## AIM OF THE TASK
In full and without deviation, write out the entries that follow.
═══ INFORMATION GIVEN
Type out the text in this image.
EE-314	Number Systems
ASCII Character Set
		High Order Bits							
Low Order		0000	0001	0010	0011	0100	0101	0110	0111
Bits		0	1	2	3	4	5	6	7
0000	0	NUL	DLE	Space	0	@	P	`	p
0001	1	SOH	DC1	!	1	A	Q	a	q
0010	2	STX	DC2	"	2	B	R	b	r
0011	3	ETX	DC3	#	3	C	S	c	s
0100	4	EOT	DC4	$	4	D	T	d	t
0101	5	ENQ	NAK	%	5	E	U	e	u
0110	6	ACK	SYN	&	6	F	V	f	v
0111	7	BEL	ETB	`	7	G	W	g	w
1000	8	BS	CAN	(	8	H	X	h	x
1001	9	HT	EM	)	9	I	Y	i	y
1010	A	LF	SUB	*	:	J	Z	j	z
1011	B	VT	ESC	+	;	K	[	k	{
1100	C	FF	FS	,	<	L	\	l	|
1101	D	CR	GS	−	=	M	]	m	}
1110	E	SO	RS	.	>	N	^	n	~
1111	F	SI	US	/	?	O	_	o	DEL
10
══════
## OUTPUT BELOW
Type out the text in this image.
EE-314	Number Systems
ASCII Character Set
		High Order Bits							
Low Order		0000	0001	0010	0011	0100	0101	0110	0111
Bits		0	1	2	3	4	5	6	7
0000	0	NUL	DLE	Space	0	@	P	`	p
0001	1	SOH	DC1	!	1	A	Q	a	q
0010	2	STX	DC2	"	2	B	R	b	r
0011	3	ETX	DC3	#	3	C	S	c	s
0100	4	EOT	DC4	$	4	D	T	d	t
0101	5	ENQ	NAK	%	5	E	U	e	u
0110	6	ACK	SYN	&	6	F	V	f	v
0111	7	BEL	ETB	`	7	G	W	g	w
1000	8	BS	CAN	(	8	H	X	h	x
1001	9	HT	EM	)	9	I	Y	i	y
1010	A	LF	SUB	*	:	J	Z	j	z
1011	B	VT	ESC	+	;	K	[	k	{
1100	C	FF	FS	,	<	L	\	l	|
1101	D	CR	GS	−	=	M	]	m	}
1110	E	SO	RS	.	>	N	^	n	~
1111	F	SI	US	/	?	O	_	o	DEL
10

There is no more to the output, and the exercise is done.